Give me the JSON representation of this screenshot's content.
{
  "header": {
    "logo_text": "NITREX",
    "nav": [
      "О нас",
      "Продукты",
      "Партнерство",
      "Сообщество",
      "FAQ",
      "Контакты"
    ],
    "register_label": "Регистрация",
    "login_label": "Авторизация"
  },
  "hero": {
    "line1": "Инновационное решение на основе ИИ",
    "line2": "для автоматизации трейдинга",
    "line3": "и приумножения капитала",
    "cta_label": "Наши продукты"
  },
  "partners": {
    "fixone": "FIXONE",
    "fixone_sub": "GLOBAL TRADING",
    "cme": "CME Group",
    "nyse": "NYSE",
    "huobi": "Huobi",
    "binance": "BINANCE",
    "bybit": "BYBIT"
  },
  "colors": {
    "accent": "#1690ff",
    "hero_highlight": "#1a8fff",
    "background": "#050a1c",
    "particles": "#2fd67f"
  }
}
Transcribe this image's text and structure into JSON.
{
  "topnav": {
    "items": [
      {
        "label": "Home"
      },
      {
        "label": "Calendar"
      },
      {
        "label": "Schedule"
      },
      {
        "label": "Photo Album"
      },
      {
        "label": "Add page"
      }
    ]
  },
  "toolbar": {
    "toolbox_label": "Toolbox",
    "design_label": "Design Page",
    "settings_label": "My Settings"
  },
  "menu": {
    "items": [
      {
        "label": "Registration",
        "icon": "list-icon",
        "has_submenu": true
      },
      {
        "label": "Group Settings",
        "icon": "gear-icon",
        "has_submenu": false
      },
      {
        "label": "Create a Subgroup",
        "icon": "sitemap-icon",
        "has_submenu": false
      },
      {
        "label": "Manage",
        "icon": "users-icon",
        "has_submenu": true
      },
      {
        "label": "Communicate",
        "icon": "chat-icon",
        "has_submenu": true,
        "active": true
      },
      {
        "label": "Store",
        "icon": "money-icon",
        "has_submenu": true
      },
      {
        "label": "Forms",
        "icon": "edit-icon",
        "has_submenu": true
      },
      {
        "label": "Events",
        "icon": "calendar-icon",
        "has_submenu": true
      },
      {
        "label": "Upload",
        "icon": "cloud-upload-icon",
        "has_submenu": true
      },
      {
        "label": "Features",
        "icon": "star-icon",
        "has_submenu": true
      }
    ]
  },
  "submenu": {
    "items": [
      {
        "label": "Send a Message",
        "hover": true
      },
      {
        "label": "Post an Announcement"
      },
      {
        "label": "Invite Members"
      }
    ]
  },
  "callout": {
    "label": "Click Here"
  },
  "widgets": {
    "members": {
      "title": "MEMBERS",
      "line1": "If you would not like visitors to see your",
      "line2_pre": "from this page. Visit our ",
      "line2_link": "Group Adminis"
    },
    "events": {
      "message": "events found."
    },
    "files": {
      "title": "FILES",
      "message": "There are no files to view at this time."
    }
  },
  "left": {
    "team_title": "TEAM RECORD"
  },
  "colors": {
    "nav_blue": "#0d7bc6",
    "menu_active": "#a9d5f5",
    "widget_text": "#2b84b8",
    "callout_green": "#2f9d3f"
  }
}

- - - -

## Exercise task
Output the full listing without altering anything.

## Answer to the task
Give me the JSON representation of this screenshot's content.
{
  "header": {
    "logo_text": "NITREX",
    "nav": [
      "О нас",
      "Продукты",
      "Партнерство",
      "Сообщество",
      "FAQ",
      "Контакты"
    ],
    "register_label": "Регистрация",
    "login_label": "Авторизация"
  },
  "hero": {
    "line1": "Инновационное решение на основе ИИ",
    "line2": "для автоматизации трейдинга",
    "line3": "и приумножения капитала",
    "cta_label": "Наши продукты"
  },
  "partners": {
    "fixone": "FIXONE",
    "fixone_sub": "GLOBAL TRADING",
    "cme": "CME Group",
    "nyse": "NYSE",
    "huobi": "Huobi",
    "binance": "BINANCE",
    "bybit": "BYBIT"
  },
  "colors": {
    "accent": "#1690ff",
    "hero_highlight": "#1a8fff",
    "background": "#050a1c",
    "particles": "#2fd67f"
  }
}
Transcribe this image's text and structure into JSON.
{
  "topnav": {
    "items": [
      {
        "label": "Home"
      },
      {
        "label": "Calendar"
      },
      {
        "label": "Schedule"
      },
      {
        "label": "Photo Album"
      },
      {
        "label": "Add page"
      }
    ]
  },
  "toolbar": {
    "toolbox_label": "Toolbox",
    "design_label": "Design Page",
    "settings_label": "My Settings"
  },
  "menu": {
    "items": [
      {
        "label": "Registration",
        "icon": "list-icon",
        "has_submenu": true
      },
      {
        "label": "Group Settings",
        "icon": "gear-icon",
        "has_submenu": false
      },
      {
        "label": "Create a Subgroup",
        "icon": "sitemap-icon",
        "has_submenu": false
      },
      {
        "label": "Manage",
        "icon": "users-icon",
        "has_submenu": true
      },
      {
        "label": "Communicate",
        "icon": "chat-icon",
        "has_submenu": true,
        "active": true
      },
      {
        "label": "Store",
        "icon": "money-icon",
        "has_submenu": true
      },
      {
        "label": "Forms",
        "icon": "edit-icon",
        "has_submenu": true
      },
      {
        "label": "Events",
        "icon": "calendar-icon",
        "has_submenu": true
      },
      {
        "label": "Upload",
        "icon": "cloud-upload-icon",
        "has_submenu": true
      },
      {
        "label": "Features",
        "icon": "star-icon",
        "has_submenu": true
      }
    ]
  },
  "submenu": {
    "items": [
      {
        "label": "Send a Message",
        "hover": true
      },
      {
        "label": "Post an Announcement"
      },
      {
        "label": "Invite Members"
      }
    ]
  },
  "callout": {
    "label": "Click Here"
  },
  "widgets": {
    "members": {
      "title": "MEMBERS",
      "line1": "If you would not like visitors to see your",
      "line2_pre": "from this page. Visit our ",
      "line2_link": "Group Adminis"
    },
    "events": {
      "message": "events found."
    },
    "files": {
      "title": "FILES",
      "message": "There are no files to view at this time."
    }
  },
  "left": {
    "team_title": "TEAM RECORD"
  },
  "colors": {
    "nav_blue": "#0d7bc6",
    "menu_active": "#a9d5f5",
    "widget_text": "#2b84b8",
    "callout_green": "#2f9d3f"
  }
}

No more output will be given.